• _Stored data_
════

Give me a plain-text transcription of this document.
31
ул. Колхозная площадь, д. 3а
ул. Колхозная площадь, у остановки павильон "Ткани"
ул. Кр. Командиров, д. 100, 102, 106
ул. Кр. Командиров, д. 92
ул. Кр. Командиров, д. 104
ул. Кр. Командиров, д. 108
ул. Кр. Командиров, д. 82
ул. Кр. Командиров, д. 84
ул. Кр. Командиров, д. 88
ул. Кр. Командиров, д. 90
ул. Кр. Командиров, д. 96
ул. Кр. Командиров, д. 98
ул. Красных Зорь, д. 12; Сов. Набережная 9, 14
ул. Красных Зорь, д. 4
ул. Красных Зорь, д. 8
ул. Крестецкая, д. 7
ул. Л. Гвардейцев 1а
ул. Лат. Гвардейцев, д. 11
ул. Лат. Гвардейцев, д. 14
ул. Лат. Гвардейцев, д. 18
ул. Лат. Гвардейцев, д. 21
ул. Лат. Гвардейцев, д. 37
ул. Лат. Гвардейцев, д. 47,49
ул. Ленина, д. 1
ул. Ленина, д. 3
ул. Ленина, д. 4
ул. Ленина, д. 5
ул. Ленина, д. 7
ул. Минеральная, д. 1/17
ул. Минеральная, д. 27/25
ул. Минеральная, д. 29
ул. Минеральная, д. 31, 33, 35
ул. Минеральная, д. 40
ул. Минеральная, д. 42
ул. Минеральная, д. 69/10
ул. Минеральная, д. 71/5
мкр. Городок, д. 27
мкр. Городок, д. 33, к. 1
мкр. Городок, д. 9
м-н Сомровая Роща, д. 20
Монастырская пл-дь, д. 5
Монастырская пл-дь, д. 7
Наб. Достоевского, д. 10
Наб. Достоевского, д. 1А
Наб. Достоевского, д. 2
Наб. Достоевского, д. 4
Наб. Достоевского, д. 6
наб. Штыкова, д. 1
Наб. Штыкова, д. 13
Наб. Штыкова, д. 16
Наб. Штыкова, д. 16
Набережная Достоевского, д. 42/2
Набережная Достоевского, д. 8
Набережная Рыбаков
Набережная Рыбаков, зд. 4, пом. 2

════

• _What is expected_
Print out all the entries precisely as written.

• _Solution for this problem_
Give me a plain-text transcription of this document.
31
ул. Колхозная площадь, д. 3а
ул. Колхозная площадь, у остановки павильон "Ткани"
ул. Кр. Командиров, д. 100, 102, 106
ул. Кр. Командиров, д. 92
ул. Кр. Командиров, д. 104
ул. Кр. Командиров, д. 108
ул. Кр. Командиров, д. 82
ул. Кр. Командиров, д. 84
ул. Кр. Командиров, д. 88
ул. Кр. Командиров, д. 90
ул. Кр. Командиров, д. 96
ул. Кр. Командиров, д. 98
ул. Красных Зорь, д. 12; Сов. Набережная 9, 14
ул. Красных Зорь, д. 4
ул. Красных Зорь, д. 8
ул. Крестецкая, д. 7
ул. Л. Гвардейцев 1а
ул. Лат. Гвардейцев, д. 11
ул. Лат. Гвардейцев, д. 14
ул. Лат. Гвардейцев, д. 18
ул. Лат. Гвардейцев, д. 21
ул. Лат. Гвардейцев, д. 37
ул. Лат. Гвардейцев, д. 47,49
ул. Ленина, д. 1
ул. Ленина, д. 3
ул. Ленина, д. 4
ул. Ленина, д. 5
ул. Ленина, д. 7
ул. Минеральная, д. 1/17
ул. Минеральная, д. 27/25
ул. Минеральная, д. 29
ул. Минеральная, д. 31, 33, 35
ул. Минеральная, д. 40
ул. Минеральная, д. 42
ул. Минеральная, д. 69/10
ул. Минеральная, д. 71/5
мкр. Городок, д. 27
мкр. Городок, д. 33, к. 1
мкр. Городок, д. 9
м-н Сомровая Роща, д. 20
Монастырская пл-дь, д. 5
Монастырская пл-дь, д. 7
Наб. Достоевского, д. 10
Наб. Достоевского, д. 1А
Наб. Достоевского, д. 2
Наб. Достоевского, д. 4
Наб. Достоевского, д. 6
наб. Штыкова, д. 1
Наб. Штыкова, д. 13
Наб. Штыкова, д. 16
Наб. Штыкова, д. 16
Набережная Достоевского, д. 42/2
Набережная Достоевского, д. 8
Набережная Рыбаков
Набережная Рыбаков, зд. 4, пом. 2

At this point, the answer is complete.